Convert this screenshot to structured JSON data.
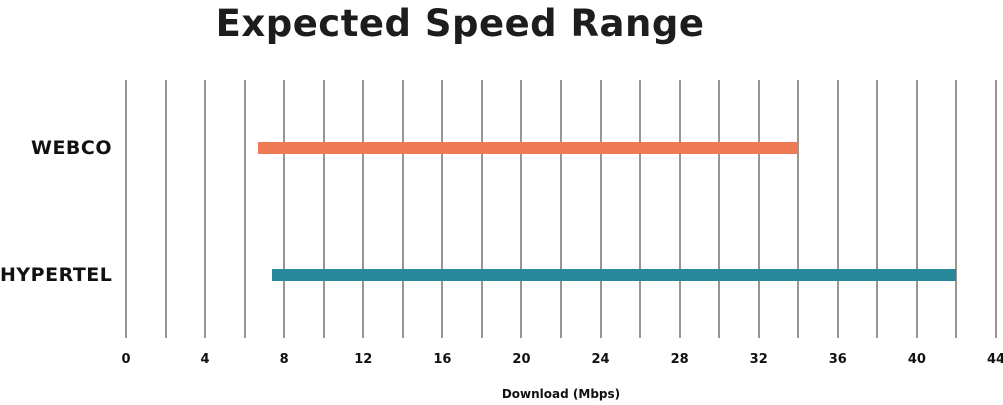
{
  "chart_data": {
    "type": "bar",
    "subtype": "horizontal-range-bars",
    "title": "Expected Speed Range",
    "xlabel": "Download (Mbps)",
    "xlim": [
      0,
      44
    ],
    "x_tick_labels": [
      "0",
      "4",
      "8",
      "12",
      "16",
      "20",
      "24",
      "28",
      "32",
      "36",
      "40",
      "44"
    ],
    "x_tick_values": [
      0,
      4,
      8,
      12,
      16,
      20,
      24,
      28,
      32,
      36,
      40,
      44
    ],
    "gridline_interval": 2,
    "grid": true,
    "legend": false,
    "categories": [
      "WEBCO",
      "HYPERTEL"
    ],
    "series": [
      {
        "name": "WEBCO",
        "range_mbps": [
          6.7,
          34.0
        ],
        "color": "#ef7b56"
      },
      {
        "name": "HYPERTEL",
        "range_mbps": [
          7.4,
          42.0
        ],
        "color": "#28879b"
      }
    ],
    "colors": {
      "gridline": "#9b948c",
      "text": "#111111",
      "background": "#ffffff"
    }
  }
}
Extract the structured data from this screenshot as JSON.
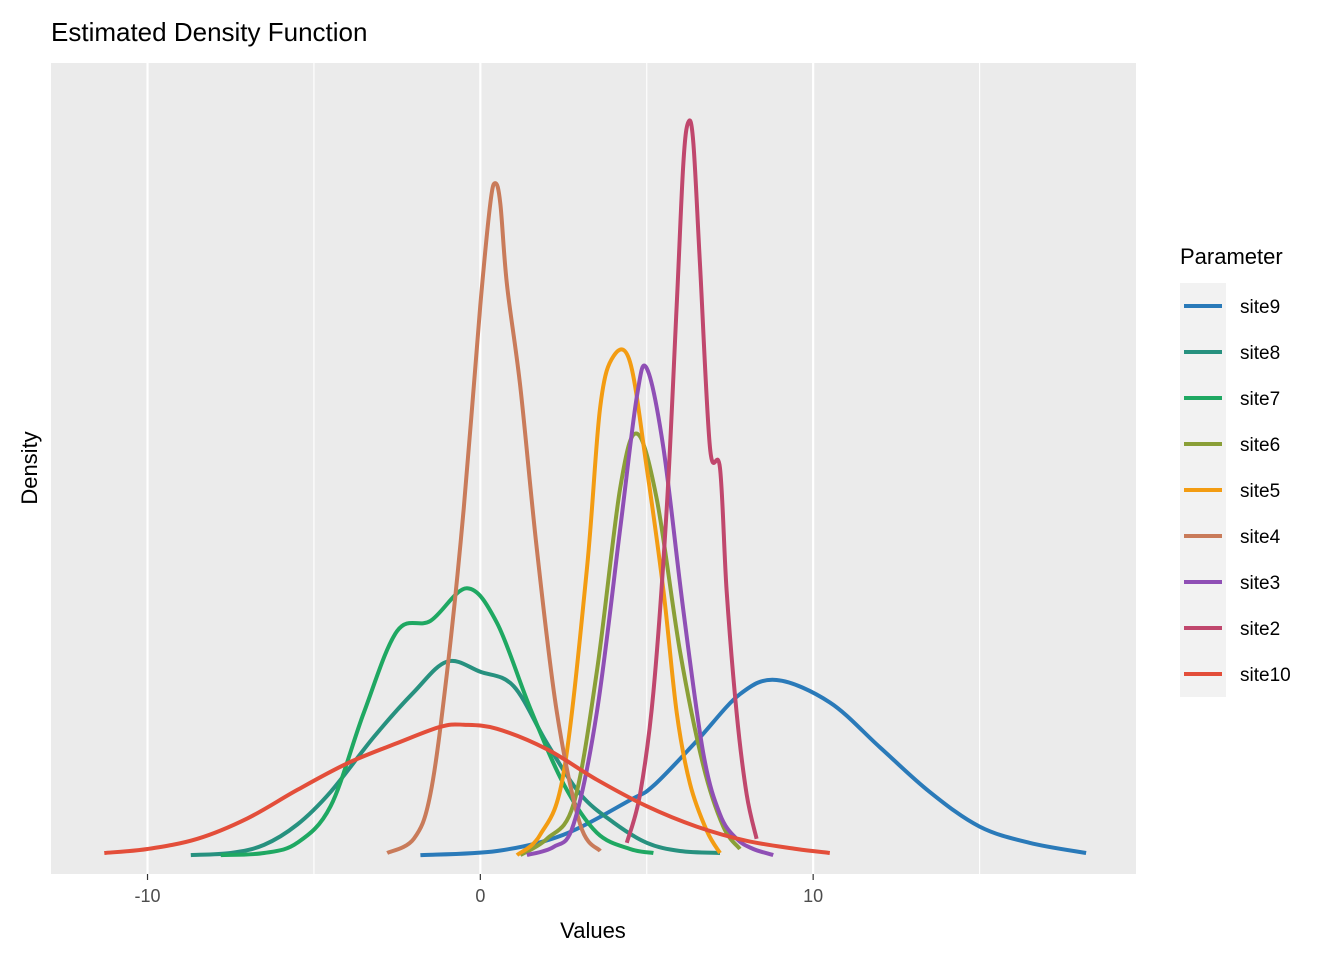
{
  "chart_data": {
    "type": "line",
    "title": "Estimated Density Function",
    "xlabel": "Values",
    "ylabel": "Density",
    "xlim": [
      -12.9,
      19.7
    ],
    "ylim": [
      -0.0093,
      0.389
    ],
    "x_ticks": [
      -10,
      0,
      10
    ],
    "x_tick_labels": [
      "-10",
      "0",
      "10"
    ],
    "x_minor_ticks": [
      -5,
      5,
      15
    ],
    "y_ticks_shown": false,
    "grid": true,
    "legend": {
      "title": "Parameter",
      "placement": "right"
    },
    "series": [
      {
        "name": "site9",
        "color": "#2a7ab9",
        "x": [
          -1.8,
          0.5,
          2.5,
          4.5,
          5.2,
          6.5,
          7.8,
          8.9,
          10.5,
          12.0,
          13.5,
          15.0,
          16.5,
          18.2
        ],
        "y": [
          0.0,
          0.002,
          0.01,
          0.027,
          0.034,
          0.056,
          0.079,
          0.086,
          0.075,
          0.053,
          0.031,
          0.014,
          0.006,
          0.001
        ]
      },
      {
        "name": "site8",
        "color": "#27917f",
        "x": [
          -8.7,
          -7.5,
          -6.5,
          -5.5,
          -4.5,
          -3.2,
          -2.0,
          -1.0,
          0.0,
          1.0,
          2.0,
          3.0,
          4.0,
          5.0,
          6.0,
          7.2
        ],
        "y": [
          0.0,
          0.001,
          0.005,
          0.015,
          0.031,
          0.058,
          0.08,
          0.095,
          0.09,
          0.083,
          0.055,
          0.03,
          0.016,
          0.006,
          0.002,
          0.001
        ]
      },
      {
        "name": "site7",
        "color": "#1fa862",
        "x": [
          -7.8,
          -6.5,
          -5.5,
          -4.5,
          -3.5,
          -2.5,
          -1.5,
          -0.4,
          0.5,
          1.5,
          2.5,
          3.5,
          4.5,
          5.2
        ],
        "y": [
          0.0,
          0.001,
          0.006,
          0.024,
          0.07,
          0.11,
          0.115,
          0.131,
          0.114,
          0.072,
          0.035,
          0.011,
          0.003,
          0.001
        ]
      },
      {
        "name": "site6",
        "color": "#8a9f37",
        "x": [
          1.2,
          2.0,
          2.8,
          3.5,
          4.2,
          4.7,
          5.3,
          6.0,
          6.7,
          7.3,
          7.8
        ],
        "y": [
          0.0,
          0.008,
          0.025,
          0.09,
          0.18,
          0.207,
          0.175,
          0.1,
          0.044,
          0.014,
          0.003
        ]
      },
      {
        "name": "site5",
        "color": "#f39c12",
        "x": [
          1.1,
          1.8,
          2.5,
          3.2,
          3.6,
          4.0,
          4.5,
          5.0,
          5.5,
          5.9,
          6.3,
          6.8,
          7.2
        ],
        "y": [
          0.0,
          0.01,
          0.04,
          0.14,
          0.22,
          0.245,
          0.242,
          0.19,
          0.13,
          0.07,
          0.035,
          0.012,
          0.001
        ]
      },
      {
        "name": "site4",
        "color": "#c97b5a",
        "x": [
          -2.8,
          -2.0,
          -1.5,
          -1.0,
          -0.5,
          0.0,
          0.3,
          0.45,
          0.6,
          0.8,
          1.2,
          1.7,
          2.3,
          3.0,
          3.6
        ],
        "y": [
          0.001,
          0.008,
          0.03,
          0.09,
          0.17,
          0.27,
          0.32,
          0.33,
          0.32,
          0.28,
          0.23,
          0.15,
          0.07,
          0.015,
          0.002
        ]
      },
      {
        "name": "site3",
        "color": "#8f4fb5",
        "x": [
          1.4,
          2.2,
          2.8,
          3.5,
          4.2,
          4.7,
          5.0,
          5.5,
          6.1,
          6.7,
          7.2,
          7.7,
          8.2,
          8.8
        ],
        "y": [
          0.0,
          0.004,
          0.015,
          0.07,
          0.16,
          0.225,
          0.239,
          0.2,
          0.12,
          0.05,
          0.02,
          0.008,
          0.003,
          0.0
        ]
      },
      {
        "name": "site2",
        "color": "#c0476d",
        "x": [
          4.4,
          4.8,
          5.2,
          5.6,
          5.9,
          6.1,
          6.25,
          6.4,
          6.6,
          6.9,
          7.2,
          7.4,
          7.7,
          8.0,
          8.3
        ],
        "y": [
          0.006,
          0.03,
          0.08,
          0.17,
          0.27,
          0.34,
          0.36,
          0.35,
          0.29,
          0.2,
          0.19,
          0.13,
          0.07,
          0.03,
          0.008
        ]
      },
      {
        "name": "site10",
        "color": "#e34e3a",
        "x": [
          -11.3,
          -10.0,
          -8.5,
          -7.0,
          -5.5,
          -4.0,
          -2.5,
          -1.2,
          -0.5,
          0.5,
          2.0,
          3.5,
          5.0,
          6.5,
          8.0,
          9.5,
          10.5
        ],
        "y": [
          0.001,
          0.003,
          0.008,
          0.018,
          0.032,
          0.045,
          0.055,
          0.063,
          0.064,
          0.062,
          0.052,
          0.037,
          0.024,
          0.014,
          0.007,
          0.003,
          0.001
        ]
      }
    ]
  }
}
——
### Your objective
The entries above should be reproduced exactly, without their pictures.

### Correct result
Convert this screenshot to structured JSON data.
{
  "chart_data": {
    "type": "bar",
    "subtype": "horizontal-range-bars",
    "title": "Expected Speed Range",
    "xlabel": "Download (Mbps)",
    "xlim": [
      0,
      44
    ],
    "x_tick_labels": [
      "0",
      "4",
      "8",
      "12",
      "16",
      "20",
      "24",
      "28",
      "32",
      "36",
      "40",
      "44"
    ],
    "x_tick_values": [
      0,
      4,
      8,
      12,
      16,
      20,
      24,
      28,
      32,
      36,
      40,
      44
    ],
    "gridline_interval": 2,
    "grid": true,
    "legend": false,
    "categories": [
      "WEBCO",
      "HYPERTEL"
    ],
    "series": [
      {
        "name": "WEBCO",
        "range_mbps": [
          6.7,
          34.0
        ],
        "color": "#ef7b56"
      },
      {
        "name": "HYPERTEL",
        "range_mbps": [
          7.4,
          42.0
        ],
        "color": "#28879b"
      }
    ],
    "colors": {
      "gridline": "#9b948c",
      "text": "#111111",
      "background": "#ffffff"
    }
  }
}
Extract the structured data from this screenshot as JSON.
{
  "chart_data": {
    "type": "line",
    "title": "Estimated Density Function",
    "xlabel": "Values",
    "ylabel": "Density",
    "xlim": [
      -12.9,
      19.7
    ],
    "ylim": [
      -0.0093,
      0.389
    ],
    "x_ticks": [
      -10,
      0,
      10
    ],
    "x_tick_labels": [
      "-10",
      "0",
      "10"
    ],
    "x_minor_ticks": [
      -5,
      5,
      15
    ],
    "y_ticks_shown": false,
    "grid": true,
    "legend": {
      "title": "Parameter",
      "placement": "right"
    },
    "series": [
      {
        "name": "site9",
        "color": "#2a7ab9",
        "x": [
          -1.8,
          0.5,
          2.5,
          4.5,
          5.2,
          6.5,
          7.8,
          8.9,
          10.5,
          12.0,
          13.5,
          15.0,
          16.5,
          18.2
        ],
        "y": [
          0.0,
          0.002,
          0.01,
          0.027,
          0.034,
          0.056,
          0.079,
          0.086,
          0.075,
          0.053,
          0.031,
          0.014,
          0.006,
          0.001
        ]
      },
      {
        "name": "site8",
        "color": "#27917f",
        "x": [
          -8.7,
          -7.5,
          -6.5,
          -5.5,
          -4.5,
          -3.2,
          -2.0,
          -1.0,
          0.0,
          1.0,
          2.0,
          3.0,
          4.0,
          5.0,
          6.0,
          7.2
        ],
        "y": [
          0.0,
          0.001,
          0.005,
          0.015,
          0.031,
          0.058,
          0.08,
          0.095,
          0.09,
          0.083,
          0.055,
          0.03,
          0.016,
          0.006,
          0.002,
          0.001
        ]
      },
      {
        "name": "site7",
        "color": "#1fa862",
        "x": [
          -7.8,
          -6.5,
          -5.5,
          -4.5,
          -3.5,
          -2.5,
          -1.5,
          -0.4,
          0.5,
          1.5,
          2.5,
          3.5,
          4.5,
          5.2
        ],
        "y": [
          0.0,
          0.001,
          0.006,
          0.024,
          0.07,
          0.11,
          0.115,
          0.131,
          0.114,
          0.072,
          0.035,
          0.011,
          0.003,
          0.001
        ]
      },
      {
        "name": "site6",
        "color": "#8a9f37",
        "x": [
          1.2,
          2.0,
          2.8,
          3.5,
          4.2,
          4.7,
          5.3,
          6.0,
          6.7,
          7.3,
          7.8
        ],
        "y": [
          0.0,
          0.008,
          0.025,
          0.09,
          0.18,
          0.207,
          0.175,
          0.1,
          0.044,
          0.014,
          0.003
        ]
      },
      {
        "name": "site5",
        "color": "#f39c12",
        "x": [
          1.1,
          1.8,
          2.5,
          3.2,
          3.6,
          4.0,
          4.5,
          5.0,
          5.5,
          5.9,
          6.3,
          6.8,
          7.2
        ],
        "y": [
          0.0,
          0.01,
          0.04,
          0.14,
          0.22,
          0.245,
          0.242,
          0.19,
          0.13,
          0.07,
          0.035,
          0.012,
          0.001
        ]
      },
      {
        "name": "site4",
        "color": "#c97b5a",
        "x": [
          -2.8,
          -2.0,
          -1.5,
          -1.0,
          -0.5,
          0.0,
          0.3,
          0.45,
          0.6,
          0.8,
          1.2,
          1.7,
          2.3,
          3.0,
          3.6
        ],
        "y": [
          0.001,
          0.008,
          0.03,
          0.09,
          0.17,
          0.27,
          0.32,
          0.33,
          0.32,
          0.28,
          0.23,
          0.15,
          0.07,
          0.015,
          0.002
        ]
      },
      {
        "name": "site3",
        "color": "#8f4fb5",
        "x": [
          1.4,
          2.2,
          2.8,
          3.5,
          4.2,
          4.7,
          5.0,
          5.5,
          6.1,
          6.7,
          7.2,
          7.7,
          8.2,
          8.8
        ],
        "y": [
          0.0,
          0.004,
          0.015,
          0.07,
          0.16,
          0.225,
          0.239,
          0.2,
          0.12,
          0.05,
          0.02,
          0.008,
          0.003,
          0.0
        ]
      },
      {
        "name": "site2",
        "color": "#c0476d",
        "x": [
          4.4,
          4.8,
          5.2,
          5.6,
          5.9,
          6.1,
          6.25,
          6.4,
          6.6,
          6.9,
          7.2,
          7.4,
          7.7,
          8.0,
          8.3
        ],
        "y": [
          0.006,
          0.03,
          0.08,
          0.17,
          0.27,
          0.34,
          0.36,
          0.35,
          0.29,
          0.2,
          0.19,
          0.13,
          0.07,
          0.03,
          0.008
        ]
      },
      {
        "name": "site10",
        "color": "#e34e3a",
        "x": [
          -11.3,
          -10.0,
          -8.5,
          -7.0,
          -5.5,
          -4.0,
          -2.5,
          -1.2,
          -0.5,
          0.5,
          2.0,
          3.5,
          5.0,
          6.5,
          8.0,
          9.5,
          10.5
        ],
        "y": [
          0.001,
          0.003,
          0.008,
          0.018,
          0.032,
          0.045,
          0.055,
          0.063,
          0.064,
          0.062,
          0.052,
          0.037,
          0.024,
          0.014,
          0.007,
          0.003,
          0.001
        ]
      }
    ]
  }
}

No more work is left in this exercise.